## Description of the task
Go through the data below. List every line that holds the word "JSON".

## Supplied material
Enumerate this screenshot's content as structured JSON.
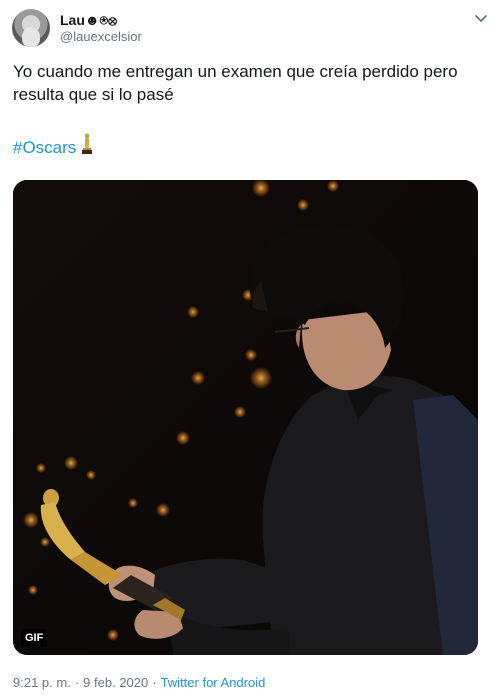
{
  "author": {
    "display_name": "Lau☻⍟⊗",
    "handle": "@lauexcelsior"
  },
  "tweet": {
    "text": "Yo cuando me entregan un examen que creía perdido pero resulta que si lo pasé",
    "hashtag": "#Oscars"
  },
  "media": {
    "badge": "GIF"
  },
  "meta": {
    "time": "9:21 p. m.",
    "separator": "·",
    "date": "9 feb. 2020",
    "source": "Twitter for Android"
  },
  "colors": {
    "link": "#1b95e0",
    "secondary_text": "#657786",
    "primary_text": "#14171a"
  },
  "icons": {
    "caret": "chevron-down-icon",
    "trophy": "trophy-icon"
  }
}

* * *

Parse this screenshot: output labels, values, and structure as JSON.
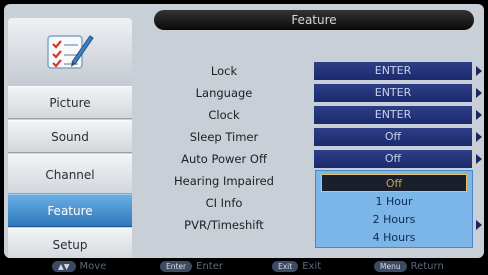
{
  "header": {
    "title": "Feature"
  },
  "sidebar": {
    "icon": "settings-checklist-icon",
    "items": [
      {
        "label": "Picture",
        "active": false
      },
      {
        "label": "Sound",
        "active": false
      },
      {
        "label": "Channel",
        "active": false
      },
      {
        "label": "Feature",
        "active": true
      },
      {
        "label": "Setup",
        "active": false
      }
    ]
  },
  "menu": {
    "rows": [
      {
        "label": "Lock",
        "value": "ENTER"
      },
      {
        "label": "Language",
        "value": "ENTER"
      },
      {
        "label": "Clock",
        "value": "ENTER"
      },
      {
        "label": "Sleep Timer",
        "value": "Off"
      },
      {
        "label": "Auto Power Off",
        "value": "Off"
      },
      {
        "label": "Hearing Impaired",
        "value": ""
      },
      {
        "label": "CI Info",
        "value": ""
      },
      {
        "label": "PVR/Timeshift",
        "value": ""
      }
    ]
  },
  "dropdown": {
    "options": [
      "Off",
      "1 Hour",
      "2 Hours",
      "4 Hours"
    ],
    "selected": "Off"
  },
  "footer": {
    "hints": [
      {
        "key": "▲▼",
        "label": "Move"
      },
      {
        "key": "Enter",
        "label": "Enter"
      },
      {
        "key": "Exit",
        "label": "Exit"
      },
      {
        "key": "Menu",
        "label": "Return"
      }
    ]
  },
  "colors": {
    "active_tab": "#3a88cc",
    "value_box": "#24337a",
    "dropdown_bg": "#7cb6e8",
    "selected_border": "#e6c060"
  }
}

## Result for this task
Enumerate this screenshot's content as structured JSON.
Parse this screenshot: output labels, values, and structure as JSON.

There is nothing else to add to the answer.